# GIVEN ENTRIES:
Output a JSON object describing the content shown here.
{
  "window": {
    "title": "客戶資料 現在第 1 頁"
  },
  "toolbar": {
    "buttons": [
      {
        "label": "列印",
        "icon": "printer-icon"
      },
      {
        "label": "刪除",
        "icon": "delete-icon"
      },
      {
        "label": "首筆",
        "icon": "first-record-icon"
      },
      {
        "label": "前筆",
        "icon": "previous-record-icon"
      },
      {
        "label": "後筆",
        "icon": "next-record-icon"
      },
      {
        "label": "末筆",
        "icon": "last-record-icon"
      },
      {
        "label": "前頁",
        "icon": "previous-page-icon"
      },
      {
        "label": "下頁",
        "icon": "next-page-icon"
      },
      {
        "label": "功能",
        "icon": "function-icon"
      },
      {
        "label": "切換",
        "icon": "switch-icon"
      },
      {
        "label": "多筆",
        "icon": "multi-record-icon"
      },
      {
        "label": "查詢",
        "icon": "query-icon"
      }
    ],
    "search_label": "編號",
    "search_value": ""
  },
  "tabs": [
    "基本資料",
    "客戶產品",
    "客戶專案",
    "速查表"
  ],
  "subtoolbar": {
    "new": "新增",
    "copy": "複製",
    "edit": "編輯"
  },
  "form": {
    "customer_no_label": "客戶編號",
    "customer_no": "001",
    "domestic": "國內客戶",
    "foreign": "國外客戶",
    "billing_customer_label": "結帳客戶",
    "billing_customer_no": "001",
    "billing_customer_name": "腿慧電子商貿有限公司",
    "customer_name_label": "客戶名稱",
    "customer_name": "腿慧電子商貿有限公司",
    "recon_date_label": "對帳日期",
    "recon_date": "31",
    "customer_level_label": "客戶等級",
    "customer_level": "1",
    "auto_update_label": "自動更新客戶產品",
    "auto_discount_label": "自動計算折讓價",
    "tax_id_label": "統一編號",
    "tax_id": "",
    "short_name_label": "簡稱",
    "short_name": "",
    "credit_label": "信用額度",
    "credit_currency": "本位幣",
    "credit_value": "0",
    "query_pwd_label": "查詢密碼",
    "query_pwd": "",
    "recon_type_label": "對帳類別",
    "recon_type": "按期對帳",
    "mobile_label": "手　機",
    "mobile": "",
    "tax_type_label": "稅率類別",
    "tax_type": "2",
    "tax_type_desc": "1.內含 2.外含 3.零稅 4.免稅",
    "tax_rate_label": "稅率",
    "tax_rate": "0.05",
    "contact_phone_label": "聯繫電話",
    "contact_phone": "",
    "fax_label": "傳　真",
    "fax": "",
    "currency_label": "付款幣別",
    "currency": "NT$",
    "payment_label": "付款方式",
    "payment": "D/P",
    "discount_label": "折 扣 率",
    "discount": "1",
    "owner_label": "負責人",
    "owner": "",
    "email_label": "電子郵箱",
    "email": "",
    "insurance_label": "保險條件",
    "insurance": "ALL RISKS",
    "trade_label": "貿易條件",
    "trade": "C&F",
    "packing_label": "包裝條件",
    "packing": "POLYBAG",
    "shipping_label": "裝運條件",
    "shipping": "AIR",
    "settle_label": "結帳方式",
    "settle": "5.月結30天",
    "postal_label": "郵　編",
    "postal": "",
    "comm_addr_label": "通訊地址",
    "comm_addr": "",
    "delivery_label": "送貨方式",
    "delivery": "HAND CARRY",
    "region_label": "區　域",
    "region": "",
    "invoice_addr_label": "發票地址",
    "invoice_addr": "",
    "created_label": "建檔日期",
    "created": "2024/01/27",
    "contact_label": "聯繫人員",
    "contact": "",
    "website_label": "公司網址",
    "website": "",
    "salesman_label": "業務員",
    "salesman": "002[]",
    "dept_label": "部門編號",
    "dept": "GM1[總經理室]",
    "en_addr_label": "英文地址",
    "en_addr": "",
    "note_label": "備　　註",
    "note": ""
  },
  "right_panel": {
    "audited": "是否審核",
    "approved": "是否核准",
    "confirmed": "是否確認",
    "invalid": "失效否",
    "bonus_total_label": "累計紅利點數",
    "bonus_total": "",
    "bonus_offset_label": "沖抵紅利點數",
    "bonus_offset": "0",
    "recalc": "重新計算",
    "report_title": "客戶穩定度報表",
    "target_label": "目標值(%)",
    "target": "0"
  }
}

# WHAT YOU NEED TO DO:
Give back all the data exactly as written.

# ANSWER FOR THIS EXERCISE:
Output a JSON object describing the content shown here.
{
  "window": {
    "title": "客戶資料 現在第 1 頁"
  },
  "toolbar": {
    "buttons": [
      {
        "label": "列印",
        "icon": "printer-icon"
      },
      {
        "label": "刪除",
        "icon": "delete-icon"
      },
      {
        "label": "首筆",
        "icon": "first-record-icon"
      },
      {
        "label": "前筆",
        "icon": "previous-record-icon"
      },
      {
        "label": "後筆",
        "icon": "next-record-icon"
      },
      {
        "label": "末筆",
        "icon": "last-record-icon"
      },
      {
        "label": "前頁",
        "icon": "previous-page-icon"
      },
      {
        "label": "下頁",
        "icon": "next-page-icon"
      },
      {
        "label": "功能",
        "icon": "function-icon"
      },
      {
        "label": "切換",
        "icon": "switch-icon"
      },
      {
        "label": "多筆",
        "icon": "multi-record-icon"
      },
      {
        "label": "查詢",
        "icon": "query-icon"
      }
    ],
    "search_label": "編號",
    "search_value": ""
  },
  "tabs": [
    "基本資料",
    "客戶產品",
    "客戶專案",
    "速查表"
  ],
  "subtoolbar": {
    "new": "新增",
    "copy": "複製",
    "edit": "編輯"
  },
  "form": {
    "customer_no_label": "客戶編號",
    "customer_no": "001",
    "domestic": "國內客戶",
    "foreign": "國外客戶",
    "billing_customer_label": "結帳客戶",
    "billing_customer_no": "001",
    "billing_customer_name": "腿慧電子商貿有限公司",
    "customer_name_label": "客戶名稱",
    "customer_name": "腿慧電子商貿有限公司",
    "recon_date_label": "對帳日期",
    "recon_date": "31",
    "customer_level_label": "客戶等級",
    "customer_level": "1",
    "auto_update_label": "自動更新客戶產品",
    "auto_discount_label": "自動計算折讓價",
    "tax_id_label": "統一編號",
    "tax_id": "",
    "short_name_label": "簡稱",
    "short_name": "",
    "credit_label": "信用額度",
    "credit_currency": "本位幣",
    "credit_value": "0",
    "query_pwd_label": "查詢密碼",
    "query_pwd": "",
    "recon_type_label": "對帳類別",
    "recon_type": "按期對帳",
    "mobile_label": "手　機",
    "mobile": "",
    "tax_type_label": "稅率類別",
    "tax_type": "2",
    "tax_type_desc": "1.內含 2.外含 3.零稅 4.免稅",
    "tax_rate_label": "稅率",
    "tax_rate": "0.05",
    "contact_phone_label": "聯繫電話",
    "contact_phone": "",
    "fax_label": "傳　真",
    "fax": "",
    "currency_label": "付款幣別",
    "currency": "NT$",
    "payment_label": "付款方式",
    "payment": "D/P",
    "discount_label": "折 扣 率",
    "discount": "1",
    "owner_label": "負責人",
    "owner": "",
    "email_label": "電子郵箱",
    "email": "",
    "insurance_label": "保險條件",
    "insurance": "ALL RISKS",
    "trade_label": "貿易條件",
    "trade": "C&F",
    "packing_label": "包裝條件",
    "packing": "POLYBAG",
    "shipping_label": "裝運條件",
    "shipping": "AIR",
    "settle_label": "結帳方式",
    "settle": "5.月結30天",
    "postal_label": "郵　編",
    "postal": "",
    "comm_addr_label": "通訊地址",
    "comm_addr": "",
    "delivery_label": "送貨方式",
    "delivery": "HAND CARRY",
    "region_label": "區　域",
    "region": "",
    "invoice_addr_label": "發票地址",
    "invoice_addr": "",
    "created_label": "建檔日期",
    "created": "2024/01/27",
    "contact_label": "聯繫人員",
    "contact": "",
    "website_label": "公司網址",
    "website": "",
    "salesman_label": "業務員",
    "salesman": "002[]",
    "dept_label": "部門編號",
    "dept": "GM1[總經理室]",
    "en_addr_label": "英文地址",
    "en_addr": "",
    "note_label": "備　　註",
    "note": ""
  },
  "right_panel": {
    "audited": "是否審核",
    "approved": "是否核准",
    "confirmed": "是否確認",
    "invalid": "失效否",
    "bonus_total_label": "累計紅利點數",
    "bonus_total": "",
    "bonus_offset_label": "沖抵紅利點數",
    "bonus_offset": "0",
    "recalc": "重新計算",
    "report_title": "客戶穩定度報表",
    "target_label": "目標值(%)",
    "target": "0"
  }
}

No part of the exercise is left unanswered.